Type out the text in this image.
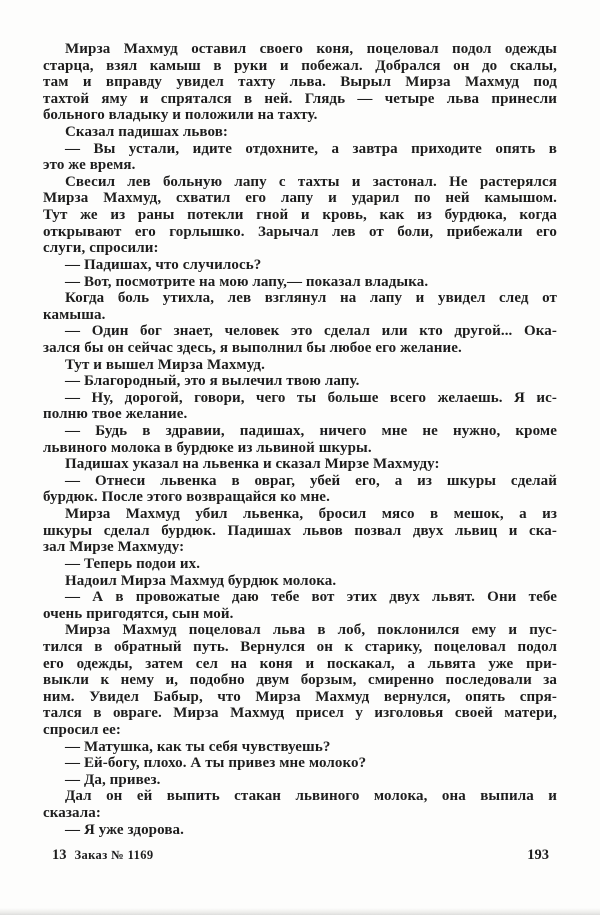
Мирза Махмуд оставил своего коня, поцеловал подол одежды
старца, взял камыш в руки и побежал. Добрался он до скалы,
там и вправду увидел тахту льва. Вырыл Мирза Махмуд под
тахтой яму и спрятался в ней. Глядь — четыре льва принесли
больного владыку и положили на тахту.
Сказал падишах львов:
— Вы устали, идите отдохните, а завтра приходите опять в
это же время.
Свесил лев больную лапу с тахты и застонал. Не растерялся
Мирза Махмуд, схватил его лапу и ударил по ней камышом.
Тут же из раны потекли гной и кровь, как из бурдюка, когда
открывают его горлышко. Зарычал лев от боли, прибежали его
слуги, спросили:
— Падишах, что случилось?
— Вот, посмотрите на мою лапу,— показал владыка.
Когда боль утихла, лев взглянул на лапу и увидел след от
камыша.
— Один бог знает, человек это сделал или кто другой... Ока-
зался бы он сейчас здесь, я выполнил бы любое его желание.
Тут и вышел Мирза Махмуд.
— Благородный, это я вылечил твою лапу.
— Ну, дорогой, говори, чего ты больше всего желаешь. Я ис-
полню твое желание.
— Будь в здравии, падишах, ничего мне не нужно, кроме
львиного молока в бурдюке из львиной шкуры.
Падишах указал на львенка и сказал Мирзе Махмуду:
— Отнеси львенка в овраг, убей его, а из шкуры сделай
бурдюк. После этого возвращайся ко мне.
Мирза Махмуд убил львенка, бросил мясо в мешок, а из
шкуры сделал бурдюк. Падишах львов позвал двух львиц и ска-
зал Мирзе Махмуду:
— Теперь подои их.
Надоил Мирза Махмуд бурдюк молока.
— А в провожатые даю тебе вот этих двух львят. Они тебе
очень пригодятся, сын мой.
Мирза Махмуд поцеловал льва в лоб, поклонился ему и пус-
тился в обратный путь. Вернулся он к старику, поцеловал подол
его одежды, затем сел на коня и поскакал, а львята уже при-
выкли к нему и, подобно двум борзым, смиренно последовали за
ним. Увидел Бабыр, что Мирза Махмуд вернулся, опять спря-
тался в овраге. Мирза Махмуд присел у изголовья своей матери,
спросил ее:
— Матушка, как ты себя чувствуешь?
— Ей-богу, плохо. А ты привез мне молоко?
— Да, привез.
Дал он ей выпить стакан львиного молока, она выпила и
сказала:
— Я уже здорова.
13 Заказ № 1169	193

◇ ◇ ◇

SHORT EXERCISE -
Pictures in the data above should not be copied; transcribe everything else exactly.

CORRECT OUTPUT -
Type out the text in this image.
Мирза Махмуд оставил своего коня, поцеловал подол одежды
старца, взял камыш в руки и побежал. Добрался он до скалы,
там и вправду увидел тахту льва. Вырыл Мирза Махмуд под
тахтой яму и спрятался в ней. Глядь — четыре льва принесли
больного владыку и положили на тахту.
Сказал падишах львов:
— Вы устали, идите отдохните, а завтра приходите опять в
это же время.
Свесил лев больную лапу с тахты и застонал. Не растерялся
Мирза Махмуд, схватил его лапу и ударил по ней камышом.
Тут же из раны потекли гной и кровь, как из бурдюка, когда
открывают его горлышко. Зарычал лев от боли, прибежали его
слуги, спросили:
— Падишах, что случилось?
— Вот, посмотрите на мою лапу,— показал владыка.
Когда боль утихла, лев взглянул на лапу и увидел след от
камыша.
— Один бог знает, человек это сделал или кто другой... Ока-
зался бы он сейчас здесь, я выполнил бы любое его желание.
Тут и вышел Мирза Махмуд.
— Благородный, это я вылечил твою лапу.
— Ну, дорогой, говори, чего ты больше всего желаешь. Я ис-
полню твое желание.
— Будь в здравии, падишах, ничего мне не нужно, кроме
львиного молока в бурдюке из львиной шкуры.
Падишах указал на львенка и сказал Мирзе Махмуду:
— Отнеси львенка в овраг, убей его, а из шкуры сделай
бурдюк. После этого возвращайся ко мне.
Мирза Махмуд убил львенка, бросил мясо в мешок, а из
шкуры сделал бурдюк. Падишах львов позвал двух львиц и ска-
зал Мирзе Махмуду:
— Теперь подои их.
Надоил Мирза Махмуд бурдюк молока.
— А в провожатые даю тебе вот этих двух львят. Они тебе
очень пригодятся, сын мой.
Мирза Махмуд поцеловал льва в лоб, поклонился ему и пус-
тился в обратный путь. Вернулся он к старику, поцеловал подол
его одежды, затем сел на коня и поскакал, а львята уже при-
выкли к нему и, подобно двум борзым, смиренно последовали за
ним. Увидел Бабыр, что Мирза Махмуд вернулся, опять спря-
тался в овраге. Мирза Махмуд присел у изголовья своей матери,
спросил ее:
— Матушка, как ты себя чувствуешь?
— Ей-богу, плохо. А ты привез мне молоко?
— Да, привез.
Дал он ей выпить стакан львиного молока, она выпила и
сказала:
— Я уже здорова.
13 Заказ № 1169	193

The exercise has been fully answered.